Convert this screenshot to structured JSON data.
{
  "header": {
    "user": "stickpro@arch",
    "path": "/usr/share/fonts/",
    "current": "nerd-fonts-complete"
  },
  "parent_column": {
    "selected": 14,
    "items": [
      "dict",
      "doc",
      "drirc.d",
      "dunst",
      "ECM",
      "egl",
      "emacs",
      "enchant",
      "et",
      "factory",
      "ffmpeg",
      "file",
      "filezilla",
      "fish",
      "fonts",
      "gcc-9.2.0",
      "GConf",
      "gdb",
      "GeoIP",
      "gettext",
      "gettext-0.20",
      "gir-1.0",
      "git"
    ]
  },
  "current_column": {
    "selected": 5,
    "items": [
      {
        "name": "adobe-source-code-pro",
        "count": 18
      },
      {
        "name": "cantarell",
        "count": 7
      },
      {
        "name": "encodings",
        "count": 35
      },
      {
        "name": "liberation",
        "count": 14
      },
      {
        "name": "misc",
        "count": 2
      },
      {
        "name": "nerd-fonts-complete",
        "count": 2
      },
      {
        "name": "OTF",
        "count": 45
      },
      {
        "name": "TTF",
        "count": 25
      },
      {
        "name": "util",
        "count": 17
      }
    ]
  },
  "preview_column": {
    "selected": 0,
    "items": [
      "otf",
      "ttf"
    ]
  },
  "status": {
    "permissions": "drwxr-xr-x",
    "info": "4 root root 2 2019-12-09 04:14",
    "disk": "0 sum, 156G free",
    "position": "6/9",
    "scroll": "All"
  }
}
· · ·
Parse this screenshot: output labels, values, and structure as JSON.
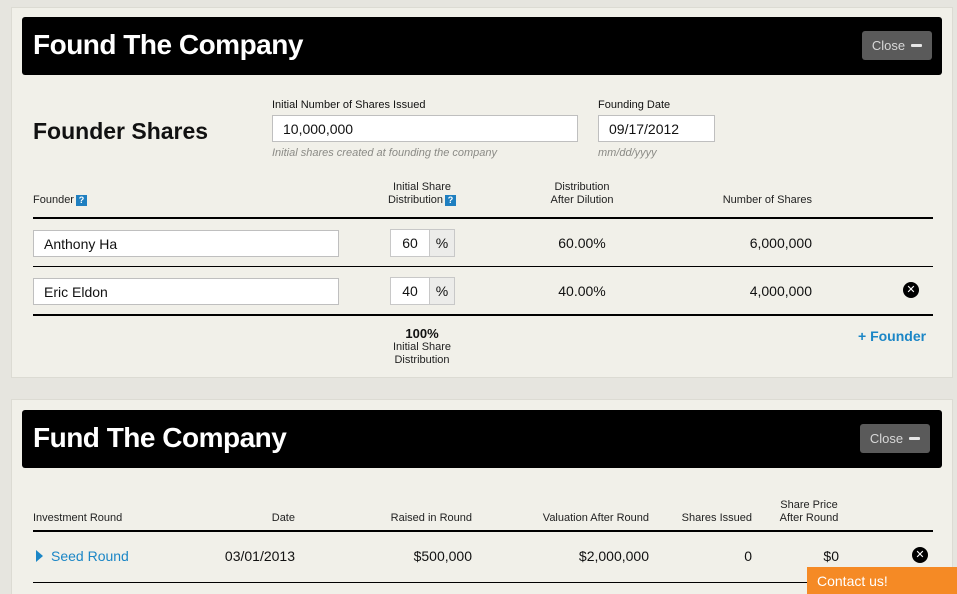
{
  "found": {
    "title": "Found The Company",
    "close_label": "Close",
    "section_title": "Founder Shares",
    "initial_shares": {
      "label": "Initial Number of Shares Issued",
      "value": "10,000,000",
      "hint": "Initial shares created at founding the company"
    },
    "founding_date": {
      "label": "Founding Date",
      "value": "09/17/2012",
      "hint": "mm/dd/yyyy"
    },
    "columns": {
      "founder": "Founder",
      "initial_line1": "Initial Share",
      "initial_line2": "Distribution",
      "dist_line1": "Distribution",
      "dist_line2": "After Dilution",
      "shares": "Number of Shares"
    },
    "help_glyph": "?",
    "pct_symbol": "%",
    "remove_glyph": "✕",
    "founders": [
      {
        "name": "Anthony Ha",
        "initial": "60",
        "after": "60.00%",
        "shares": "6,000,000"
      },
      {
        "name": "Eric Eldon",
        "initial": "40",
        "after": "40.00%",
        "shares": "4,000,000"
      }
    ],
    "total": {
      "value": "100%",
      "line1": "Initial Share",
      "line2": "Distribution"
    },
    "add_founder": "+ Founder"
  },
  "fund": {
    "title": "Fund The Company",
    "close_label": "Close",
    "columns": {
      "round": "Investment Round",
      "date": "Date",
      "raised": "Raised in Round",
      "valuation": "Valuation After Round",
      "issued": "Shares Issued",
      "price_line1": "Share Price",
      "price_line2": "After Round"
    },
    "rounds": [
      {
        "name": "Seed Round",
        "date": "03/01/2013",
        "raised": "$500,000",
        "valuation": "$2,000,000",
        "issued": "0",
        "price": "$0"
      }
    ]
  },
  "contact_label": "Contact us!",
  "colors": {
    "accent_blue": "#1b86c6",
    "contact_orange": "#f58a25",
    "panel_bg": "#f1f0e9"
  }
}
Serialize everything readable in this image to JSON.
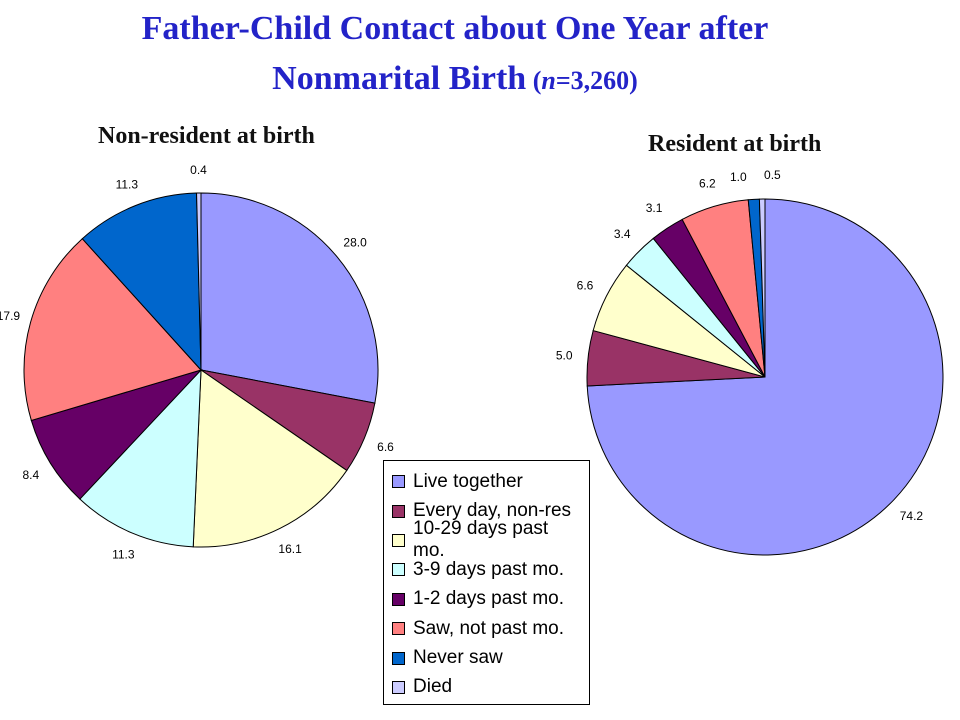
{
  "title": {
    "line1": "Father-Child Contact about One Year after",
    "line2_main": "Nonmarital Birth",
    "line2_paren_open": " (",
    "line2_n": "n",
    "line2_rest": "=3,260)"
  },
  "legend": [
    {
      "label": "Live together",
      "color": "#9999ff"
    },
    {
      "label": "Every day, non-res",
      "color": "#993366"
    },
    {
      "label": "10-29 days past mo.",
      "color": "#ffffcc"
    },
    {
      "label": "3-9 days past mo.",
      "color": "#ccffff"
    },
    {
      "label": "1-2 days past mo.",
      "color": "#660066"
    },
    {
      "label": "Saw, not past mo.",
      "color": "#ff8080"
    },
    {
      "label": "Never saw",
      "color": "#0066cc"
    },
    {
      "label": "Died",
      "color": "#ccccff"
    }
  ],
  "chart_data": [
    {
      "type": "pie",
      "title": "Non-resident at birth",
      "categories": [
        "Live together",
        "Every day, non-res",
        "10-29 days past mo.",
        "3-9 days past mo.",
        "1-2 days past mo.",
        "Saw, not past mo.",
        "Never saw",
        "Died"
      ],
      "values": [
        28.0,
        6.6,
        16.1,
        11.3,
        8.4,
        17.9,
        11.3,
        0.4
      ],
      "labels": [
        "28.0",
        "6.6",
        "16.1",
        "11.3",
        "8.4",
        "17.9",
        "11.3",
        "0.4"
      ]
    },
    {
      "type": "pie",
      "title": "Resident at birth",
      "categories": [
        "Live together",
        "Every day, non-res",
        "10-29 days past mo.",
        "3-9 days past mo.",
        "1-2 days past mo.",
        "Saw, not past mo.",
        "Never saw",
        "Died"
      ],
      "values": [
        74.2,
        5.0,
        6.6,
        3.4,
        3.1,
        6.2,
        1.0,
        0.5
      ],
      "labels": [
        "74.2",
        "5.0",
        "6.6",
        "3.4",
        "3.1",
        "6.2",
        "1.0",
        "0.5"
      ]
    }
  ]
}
· · ·
• _WHAT THE TASK REQUIRES_:
Go through the records and show every line with the string "count" in it.

• _FINISHED ANSWER_:
        "count": 18
        "count": 7
        "count": 35
        "count": 14
        "count": 2
        "count": 2
        "count": 45
        "count": 25
        "count": 17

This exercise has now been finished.